• _Exercise directions_: How many lines in the listing below include the word "giao"? Answer with the number and nothing else.

═══ Raw data ═══

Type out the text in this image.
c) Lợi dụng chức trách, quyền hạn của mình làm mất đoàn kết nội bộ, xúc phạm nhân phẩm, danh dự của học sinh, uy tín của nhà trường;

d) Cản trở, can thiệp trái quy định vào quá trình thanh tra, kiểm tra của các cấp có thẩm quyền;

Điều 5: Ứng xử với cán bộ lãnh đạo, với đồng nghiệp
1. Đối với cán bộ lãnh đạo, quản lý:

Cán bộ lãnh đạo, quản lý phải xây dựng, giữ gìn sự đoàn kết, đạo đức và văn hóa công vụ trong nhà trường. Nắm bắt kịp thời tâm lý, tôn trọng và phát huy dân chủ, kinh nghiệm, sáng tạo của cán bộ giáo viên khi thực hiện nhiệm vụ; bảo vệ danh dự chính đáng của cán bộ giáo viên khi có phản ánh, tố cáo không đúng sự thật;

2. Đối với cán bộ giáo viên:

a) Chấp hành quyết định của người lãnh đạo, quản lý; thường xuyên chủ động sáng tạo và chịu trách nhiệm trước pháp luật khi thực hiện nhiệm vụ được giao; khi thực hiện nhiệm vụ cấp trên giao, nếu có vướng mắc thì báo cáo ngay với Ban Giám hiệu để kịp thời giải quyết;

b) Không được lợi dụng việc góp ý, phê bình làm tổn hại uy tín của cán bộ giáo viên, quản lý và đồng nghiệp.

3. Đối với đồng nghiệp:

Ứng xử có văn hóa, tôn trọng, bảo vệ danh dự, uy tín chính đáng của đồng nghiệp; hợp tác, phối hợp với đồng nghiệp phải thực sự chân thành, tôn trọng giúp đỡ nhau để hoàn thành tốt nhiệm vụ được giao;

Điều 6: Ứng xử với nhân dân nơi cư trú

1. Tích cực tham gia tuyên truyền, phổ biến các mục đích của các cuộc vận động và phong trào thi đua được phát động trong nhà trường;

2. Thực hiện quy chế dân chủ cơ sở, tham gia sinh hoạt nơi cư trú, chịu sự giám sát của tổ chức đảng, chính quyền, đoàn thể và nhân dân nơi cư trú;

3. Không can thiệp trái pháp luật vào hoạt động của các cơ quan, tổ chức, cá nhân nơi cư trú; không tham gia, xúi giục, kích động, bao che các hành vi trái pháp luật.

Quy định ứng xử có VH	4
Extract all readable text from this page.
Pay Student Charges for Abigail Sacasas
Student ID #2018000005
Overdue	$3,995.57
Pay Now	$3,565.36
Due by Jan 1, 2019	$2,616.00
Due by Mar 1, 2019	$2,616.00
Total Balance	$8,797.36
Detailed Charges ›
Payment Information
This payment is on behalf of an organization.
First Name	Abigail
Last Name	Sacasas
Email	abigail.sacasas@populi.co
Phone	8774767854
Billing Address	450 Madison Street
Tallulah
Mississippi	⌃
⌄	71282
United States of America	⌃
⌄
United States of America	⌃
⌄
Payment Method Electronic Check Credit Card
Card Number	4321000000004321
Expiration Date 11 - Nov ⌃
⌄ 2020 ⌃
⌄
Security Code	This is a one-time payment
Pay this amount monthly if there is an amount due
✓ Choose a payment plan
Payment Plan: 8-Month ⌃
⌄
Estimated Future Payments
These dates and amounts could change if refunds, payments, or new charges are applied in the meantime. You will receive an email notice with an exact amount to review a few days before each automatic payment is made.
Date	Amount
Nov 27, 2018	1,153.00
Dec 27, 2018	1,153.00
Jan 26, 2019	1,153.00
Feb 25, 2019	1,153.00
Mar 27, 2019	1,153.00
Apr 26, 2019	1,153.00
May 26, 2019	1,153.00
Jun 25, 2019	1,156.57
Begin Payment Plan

═══

• _Exercise output_: 2